_STATED EXERCISE_: Give the number of lines below that contain "наші", with no other output.

_DATA EXCERPTS_:
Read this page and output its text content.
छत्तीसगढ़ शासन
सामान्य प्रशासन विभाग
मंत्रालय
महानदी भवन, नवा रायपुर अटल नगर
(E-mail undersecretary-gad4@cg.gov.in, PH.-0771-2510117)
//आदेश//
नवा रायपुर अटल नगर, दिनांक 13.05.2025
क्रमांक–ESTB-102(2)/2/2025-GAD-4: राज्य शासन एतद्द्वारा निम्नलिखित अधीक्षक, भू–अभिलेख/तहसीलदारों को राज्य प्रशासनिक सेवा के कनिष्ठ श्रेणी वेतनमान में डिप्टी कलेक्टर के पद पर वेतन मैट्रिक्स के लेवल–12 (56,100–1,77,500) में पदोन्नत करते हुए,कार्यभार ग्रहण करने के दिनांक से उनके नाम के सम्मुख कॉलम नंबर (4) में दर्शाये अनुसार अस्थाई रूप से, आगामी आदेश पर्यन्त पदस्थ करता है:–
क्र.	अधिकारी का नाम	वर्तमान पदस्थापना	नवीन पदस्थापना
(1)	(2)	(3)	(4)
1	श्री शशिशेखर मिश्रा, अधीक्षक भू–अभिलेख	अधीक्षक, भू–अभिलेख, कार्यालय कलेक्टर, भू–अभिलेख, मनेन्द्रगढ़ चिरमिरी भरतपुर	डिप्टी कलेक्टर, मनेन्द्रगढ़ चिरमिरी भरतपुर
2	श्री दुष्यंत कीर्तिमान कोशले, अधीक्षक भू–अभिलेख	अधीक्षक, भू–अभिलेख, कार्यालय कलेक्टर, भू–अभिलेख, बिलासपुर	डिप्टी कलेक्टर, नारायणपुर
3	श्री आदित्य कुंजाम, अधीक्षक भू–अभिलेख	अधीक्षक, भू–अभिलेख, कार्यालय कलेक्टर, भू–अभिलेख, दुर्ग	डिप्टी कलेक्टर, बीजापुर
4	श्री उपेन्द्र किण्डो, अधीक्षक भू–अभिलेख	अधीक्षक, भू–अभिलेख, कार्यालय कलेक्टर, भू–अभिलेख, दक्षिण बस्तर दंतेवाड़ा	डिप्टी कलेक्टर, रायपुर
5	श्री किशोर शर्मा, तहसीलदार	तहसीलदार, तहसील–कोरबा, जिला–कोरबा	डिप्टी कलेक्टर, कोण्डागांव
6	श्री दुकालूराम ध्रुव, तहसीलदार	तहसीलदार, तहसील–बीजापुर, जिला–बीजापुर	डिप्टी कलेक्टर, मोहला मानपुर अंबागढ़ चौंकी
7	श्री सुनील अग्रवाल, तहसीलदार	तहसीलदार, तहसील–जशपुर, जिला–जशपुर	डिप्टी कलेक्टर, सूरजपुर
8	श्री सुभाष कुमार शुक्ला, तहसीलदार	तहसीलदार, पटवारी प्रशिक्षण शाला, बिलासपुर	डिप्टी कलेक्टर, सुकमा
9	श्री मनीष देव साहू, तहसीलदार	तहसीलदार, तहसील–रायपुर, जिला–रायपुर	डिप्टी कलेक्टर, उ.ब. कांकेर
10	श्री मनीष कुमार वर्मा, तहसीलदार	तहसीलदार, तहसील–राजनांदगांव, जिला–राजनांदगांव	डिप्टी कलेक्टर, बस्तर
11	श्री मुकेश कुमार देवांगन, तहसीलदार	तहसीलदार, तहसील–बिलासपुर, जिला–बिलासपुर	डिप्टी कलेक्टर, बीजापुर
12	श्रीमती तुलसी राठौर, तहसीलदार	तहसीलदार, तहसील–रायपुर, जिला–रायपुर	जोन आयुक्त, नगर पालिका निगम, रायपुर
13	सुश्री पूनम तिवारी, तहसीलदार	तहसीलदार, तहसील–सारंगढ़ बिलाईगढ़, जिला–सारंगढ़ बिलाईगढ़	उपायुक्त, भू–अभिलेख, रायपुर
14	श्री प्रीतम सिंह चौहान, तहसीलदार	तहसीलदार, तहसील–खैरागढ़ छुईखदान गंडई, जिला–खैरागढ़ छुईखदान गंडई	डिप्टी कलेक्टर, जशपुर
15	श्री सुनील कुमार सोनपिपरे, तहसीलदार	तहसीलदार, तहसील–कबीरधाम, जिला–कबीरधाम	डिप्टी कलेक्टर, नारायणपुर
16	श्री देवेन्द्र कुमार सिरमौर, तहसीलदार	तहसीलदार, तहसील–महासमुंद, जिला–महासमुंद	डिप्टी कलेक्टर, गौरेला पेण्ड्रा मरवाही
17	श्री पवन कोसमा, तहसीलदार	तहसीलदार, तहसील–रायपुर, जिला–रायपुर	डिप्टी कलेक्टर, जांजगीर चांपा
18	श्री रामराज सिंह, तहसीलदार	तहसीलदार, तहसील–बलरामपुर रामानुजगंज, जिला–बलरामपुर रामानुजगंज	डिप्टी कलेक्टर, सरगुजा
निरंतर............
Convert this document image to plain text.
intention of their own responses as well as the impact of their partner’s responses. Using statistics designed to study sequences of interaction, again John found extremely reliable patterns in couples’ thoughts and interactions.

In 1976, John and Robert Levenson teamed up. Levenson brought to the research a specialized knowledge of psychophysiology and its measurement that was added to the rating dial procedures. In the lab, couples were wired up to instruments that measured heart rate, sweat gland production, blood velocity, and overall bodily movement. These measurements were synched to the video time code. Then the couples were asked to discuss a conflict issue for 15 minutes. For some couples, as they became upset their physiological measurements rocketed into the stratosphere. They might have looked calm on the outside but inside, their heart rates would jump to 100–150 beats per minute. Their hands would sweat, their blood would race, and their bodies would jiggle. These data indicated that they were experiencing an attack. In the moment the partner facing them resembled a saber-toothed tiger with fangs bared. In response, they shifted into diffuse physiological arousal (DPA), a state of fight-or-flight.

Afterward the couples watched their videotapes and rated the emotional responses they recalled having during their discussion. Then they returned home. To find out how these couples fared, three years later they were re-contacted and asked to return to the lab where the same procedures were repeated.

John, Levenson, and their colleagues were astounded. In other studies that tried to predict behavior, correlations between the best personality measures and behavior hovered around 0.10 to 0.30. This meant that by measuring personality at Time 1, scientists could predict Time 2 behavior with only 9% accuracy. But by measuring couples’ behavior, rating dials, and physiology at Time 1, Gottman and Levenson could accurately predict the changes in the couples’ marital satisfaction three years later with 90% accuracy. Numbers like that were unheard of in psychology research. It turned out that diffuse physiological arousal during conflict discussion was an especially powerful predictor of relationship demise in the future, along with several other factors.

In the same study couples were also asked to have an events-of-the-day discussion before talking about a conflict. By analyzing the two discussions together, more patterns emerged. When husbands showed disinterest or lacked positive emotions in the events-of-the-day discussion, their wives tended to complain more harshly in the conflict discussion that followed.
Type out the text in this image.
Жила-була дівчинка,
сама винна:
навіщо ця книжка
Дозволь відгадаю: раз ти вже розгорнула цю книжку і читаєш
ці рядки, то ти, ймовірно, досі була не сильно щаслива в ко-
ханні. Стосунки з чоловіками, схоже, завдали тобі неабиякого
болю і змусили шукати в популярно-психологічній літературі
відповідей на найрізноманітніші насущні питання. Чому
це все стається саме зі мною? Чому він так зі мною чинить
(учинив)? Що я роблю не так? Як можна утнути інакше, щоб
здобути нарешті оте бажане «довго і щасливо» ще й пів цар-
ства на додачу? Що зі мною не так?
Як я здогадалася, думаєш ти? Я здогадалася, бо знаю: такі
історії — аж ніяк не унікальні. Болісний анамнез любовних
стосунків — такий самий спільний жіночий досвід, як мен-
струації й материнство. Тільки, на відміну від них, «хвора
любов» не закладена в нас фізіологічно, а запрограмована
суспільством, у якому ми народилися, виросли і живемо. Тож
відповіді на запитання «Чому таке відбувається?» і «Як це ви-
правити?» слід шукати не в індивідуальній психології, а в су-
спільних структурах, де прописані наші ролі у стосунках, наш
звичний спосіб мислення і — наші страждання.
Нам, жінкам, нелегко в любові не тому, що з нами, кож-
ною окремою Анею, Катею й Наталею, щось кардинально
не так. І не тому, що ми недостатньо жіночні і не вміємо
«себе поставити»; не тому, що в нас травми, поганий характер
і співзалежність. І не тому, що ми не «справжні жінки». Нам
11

_FINISHED ANSWER_: 2